_Written task:_
Reproduce each line exactly. Skip none.

>> BEGIN Data supplied

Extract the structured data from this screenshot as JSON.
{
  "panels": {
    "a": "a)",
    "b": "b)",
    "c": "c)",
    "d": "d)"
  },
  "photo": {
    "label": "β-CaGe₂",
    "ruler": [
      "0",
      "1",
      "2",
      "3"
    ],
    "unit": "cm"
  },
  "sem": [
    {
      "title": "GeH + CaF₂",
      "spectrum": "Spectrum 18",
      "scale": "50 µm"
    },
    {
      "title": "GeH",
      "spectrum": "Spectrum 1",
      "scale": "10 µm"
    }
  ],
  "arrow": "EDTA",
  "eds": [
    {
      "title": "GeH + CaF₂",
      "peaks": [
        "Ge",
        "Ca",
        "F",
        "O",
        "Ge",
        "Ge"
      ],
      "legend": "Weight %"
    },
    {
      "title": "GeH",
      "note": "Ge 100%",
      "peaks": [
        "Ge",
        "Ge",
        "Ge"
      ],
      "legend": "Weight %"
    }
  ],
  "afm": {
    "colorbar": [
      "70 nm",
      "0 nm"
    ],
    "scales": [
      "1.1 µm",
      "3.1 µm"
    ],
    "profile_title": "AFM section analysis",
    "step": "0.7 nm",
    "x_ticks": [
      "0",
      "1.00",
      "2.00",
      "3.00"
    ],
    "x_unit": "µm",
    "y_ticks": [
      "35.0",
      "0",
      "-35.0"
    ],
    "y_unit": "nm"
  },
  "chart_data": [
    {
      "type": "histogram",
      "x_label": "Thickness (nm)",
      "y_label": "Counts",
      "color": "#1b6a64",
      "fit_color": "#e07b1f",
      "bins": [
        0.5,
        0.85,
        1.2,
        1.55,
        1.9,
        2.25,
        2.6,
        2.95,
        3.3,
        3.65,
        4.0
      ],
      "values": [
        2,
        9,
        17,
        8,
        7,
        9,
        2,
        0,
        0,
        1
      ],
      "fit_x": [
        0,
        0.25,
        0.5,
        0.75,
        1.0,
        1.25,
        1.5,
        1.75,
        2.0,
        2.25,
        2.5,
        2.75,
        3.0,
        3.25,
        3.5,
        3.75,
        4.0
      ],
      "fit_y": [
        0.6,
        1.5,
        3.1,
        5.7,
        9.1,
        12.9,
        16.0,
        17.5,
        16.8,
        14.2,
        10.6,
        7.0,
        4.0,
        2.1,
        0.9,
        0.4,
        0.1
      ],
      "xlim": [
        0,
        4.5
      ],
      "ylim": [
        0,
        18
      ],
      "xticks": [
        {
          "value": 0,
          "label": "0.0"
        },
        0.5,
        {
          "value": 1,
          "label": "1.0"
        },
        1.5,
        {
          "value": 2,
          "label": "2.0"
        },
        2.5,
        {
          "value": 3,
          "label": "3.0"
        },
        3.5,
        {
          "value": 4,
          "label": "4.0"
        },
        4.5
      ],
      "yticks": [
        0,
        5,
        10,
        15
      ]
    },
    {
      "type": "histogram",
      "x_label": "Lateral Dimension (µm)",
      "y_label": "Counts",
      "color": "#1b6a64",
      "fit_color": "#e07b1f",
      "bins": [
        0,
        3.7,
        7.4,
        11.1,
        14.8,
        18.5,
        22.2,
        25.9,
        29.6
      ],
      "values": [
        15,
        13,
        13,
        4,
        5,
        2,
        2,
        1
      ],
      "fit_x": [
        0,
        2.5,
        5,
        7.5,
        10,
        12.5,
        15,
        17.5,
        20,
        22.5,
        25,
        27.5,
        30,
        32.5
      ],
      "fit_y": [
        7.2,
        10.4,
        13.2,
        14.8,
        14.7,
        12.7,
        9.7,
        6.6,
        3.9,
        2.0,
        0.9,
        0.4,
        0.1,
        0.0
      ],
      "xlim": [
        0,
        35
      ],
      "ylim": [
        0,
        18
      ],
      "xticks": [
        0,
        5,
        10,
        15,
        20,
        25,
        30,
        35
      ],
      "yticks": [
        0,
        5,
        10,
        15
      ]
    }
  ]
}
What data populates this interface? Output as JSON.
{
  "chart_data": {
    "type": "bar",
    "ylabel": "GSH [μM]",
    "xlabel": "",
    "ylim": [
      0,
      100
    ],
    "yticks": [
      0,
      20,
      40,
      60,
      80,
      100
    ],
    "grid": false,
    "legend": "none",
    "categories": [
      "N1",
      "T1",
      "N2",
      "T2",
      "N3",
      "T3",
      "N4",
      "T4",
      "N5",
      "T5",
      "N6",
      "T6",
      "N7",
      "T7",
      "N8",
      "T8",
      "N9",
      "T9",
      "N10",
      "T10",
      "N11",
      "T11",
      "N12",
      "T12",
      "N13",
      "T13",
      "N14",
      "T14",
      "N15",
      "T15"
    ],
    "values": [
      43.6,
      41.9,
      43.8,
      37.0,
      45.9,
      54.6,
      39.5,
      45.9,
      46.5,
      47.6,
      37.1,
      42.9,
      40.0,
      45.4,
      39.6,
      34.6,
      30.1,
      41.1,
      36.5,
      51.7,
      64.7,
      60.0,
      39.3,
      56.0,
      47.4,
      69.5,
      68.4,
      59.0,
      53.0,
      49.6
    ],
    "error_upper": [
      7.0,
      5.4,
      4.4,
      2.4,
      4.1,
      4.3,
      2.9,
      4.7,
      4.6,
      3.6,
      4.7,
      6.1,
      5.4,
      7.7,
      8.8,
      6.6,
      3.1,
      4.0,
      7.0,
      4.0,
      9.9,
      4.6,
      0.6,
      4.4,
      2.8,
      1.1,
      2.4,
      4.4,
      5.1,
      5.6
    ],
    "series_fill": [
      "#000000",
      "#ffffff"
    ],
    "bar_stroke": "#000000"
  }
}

>> END Data supplied

_Problem solution:_
Extract the structured data from this screenshot as JSON.
{
  "panels": {
    "a": "a)",
    "b": "b)",
    "c": "c)",
    "d": "d)"
  },
  "photo": {
    "label": "β-CaGe₂",
    "ruler": [
      "0",
      "1",
      "2",
      "3"
    ],
    "unit": "cm"
  },
  "sem": [
    {
      "title": "GeH + CaF₂",
      "spectrum": "Spectrum 18",
      "scale": "50 µm"
    },
    {
      "title": "GeH",
      "spectrum": "Spectrum 1",
      "scale": "10 µm"
    }
  ],
  "arrow": "EDTA",
  "eds": [
    {
      "title": "GeH + CaF₂",
      "peaks": [
        "Ge",
        "Ca",
        "F",
        "O",
        "Ge",
        "Ge"
      ],
      "legend": "Weight %"
    },
    {
      "title": "GeH",
      "note": "Ge 100%",
      "peaks": [
        "Ge",
        "Ge",
        "Ge"
      ],
      "legend": "Weight %"
    }
  ],
  "afm": {
    "colorbar": [
      "70 nm",
      "0 nm"
    ],
    "scales": [
      "1.1 µm",
      "3.1 µm"
    ],
    "profile_title": "AFM section analysis",
    "step": "0.7 nm",
    "x_ticks": [
      "0",
      "1.00",
      "2.00",
      "3.00"
    ],
    "x_unit": "µm",
    "y_ticks": [
      "35.0",
      "0",
      "-35.0"
    ],
    "y_unit": "nm"
  },
  "chart_data": [
    {
      "type": "histogram",
      "x_label": "Thickness (nm)",
      "y_label": "Counts",
      "color": "#1b6a64",
      "fit_color": "#e07b1f",
      "bins": [
        0.5,
        0.85,
        1.2,
        1.55,
        1.9,
        2.25,
        2.6,
        2.95,
        3.3,
        3.65,
        4.0
      ],
      "values": [
        2,
        9,
        17,
        8,
        7,
        9,
        2,
        0,
        0,
        1
      ],
      "fit_x": [
        0,
        0.25,
        0.5,
        0.75,
        1.0,
        1.25,
        1.5,
        1.75,
        2.0,
        2.25,
        2.5,
        2.75,
        3.0,
        3.25,
        3.5,
        3.75,
        4.0
      ],
      "fit_y": [
        0.6,
        1.5,
        3.1,
        5.7,
        9.1,
        12.9,
        16.0,
        17.5,
        16.8,
        14.2,
        10.6,
        7.0,
        4.0,
        2.1,
        0.9,
        0.4,
        0.1
      ],
      "xlim": [
        0,
        4.5
      ],
      "ylim": [
        0,
        18
      ],
      "xticks": [
        {
          "value": 0,
          "label": "0.0"
        },
        0.5,
        {
          "value": 1,
          "label": "1.0"
        },
        1.5,
        {
          "value": 2,
          "label": "2.0"
        },
        2.5,
        {
          "value": 3,
          "label": "3.0"
        },
        3.5,
        {
          "value": 4,
          "label": "4.0"
        },
        4.5
      ],
      "yticks": [
        0,
        5,
        10,
        15
      ]
    },
    {
      "type": "histogram",
      "x_label": "Lateral Dimension (µm)",
      "y_label": "Counts",
      "color": "#1b6a64",
      "fit_color": "#e07b1f",
      "bins": [
        0,
        3.7,
        7.4,
        11.1,
        14.8,
        18.5,
        22.2,
        25.9,
        29.6
      ],
      "values": [
        15,
        13,
        13,
        4,
        5,
        2,
        2,
        1
      ],
      "fit_x": [
        0,
        2.5,
        5,
        7.5,
        10,
        12.5,
        15,
        17.5,
        20,
        22.5,
        25,
        27.5,
        30,
        32.5
      ],
      "fit_y": [
        7.2,
        10.4,
        13.2,
        14.8,
        14.7,
        12.7,
        9.7,
        6.6,
        3.9,
        2.0,
        0.9,
        0.4,
        0.1,
        0.0
      ],
      "xlim": [
        0,
        35
      ],
      "ylim": [
        0,
        18
      ],
      "xticks": [
        0,
        5,
        10,
        15,
        20,
        25,
        30,
        35
      ],
      "yticks": [
        0,
        5,
        10,
        15
      ]
    }
  ]
}
What data populates this interface? Output as JSON.
{
  "chart_data": {
    "type": "bar",
    "ylabel": "GSH [μM]",
    "xlabel": "",
    "ylim": [
      0,
      100
    ],
    "yticks": [
      0,
      20,
      40,
      60,
      80,
      100
    ],
    "grid": false,
    "legend": "none",
    "categories": [
      "N1",
      "T1",
      "N2",
      "T2",
      "N3",
      "T3",
      "N4",
      "T4",
      "N5",
      "T5",
      "N6",
      "T6",
      "N7",
      "T7",
      "N8",
      "T8",
      "N9",
      "T9",
      "N10",
      "T10",
      "N11",
      "T11",
      "N12",
      "T12",
      "N13",
      "T13",
      "N14",
      "T14",
      "N15",
      "T15"
    ],
    "values": [
      43.6,
      41.9,
      43.8,
      37.0,
      45.9,
      54.6,
      39.5,
      45.9,
      46.5,
      47.6,
      37.1,
      42.9,
      40.0,
      45.4,
      39.6,
      34.6,
      30.1,
      41.1,
      36.5,
      51.7,
      64.7,
      60.0,
      39.3,
      56.0,
      47.4,
      69.5,
      68.4,
      59.0,
      53.0,
      49.6
    ],
    "error_upper": [
      7.0,
      5.4,
      4.4,
      2.4,
      4.1,
      4.3,
      2.9,
      4.7,
      4.6,
      3.6,
      4.7,
      6.1,
      5.4,
      7.7,
      8.8,
      6.6,
      3.1,
      4.0,
      7.0,
      4.0,
      9.9,
      4.6,
      0.6,
      4.4,
      2.8,
      1.1,
      2.4,
      4.4,
      5.1,
      5.6
    ],
    "series_fill": [
      "#000000",
      "#ffffff"
    ],
    "bar_stroke": "#000000"
  }
}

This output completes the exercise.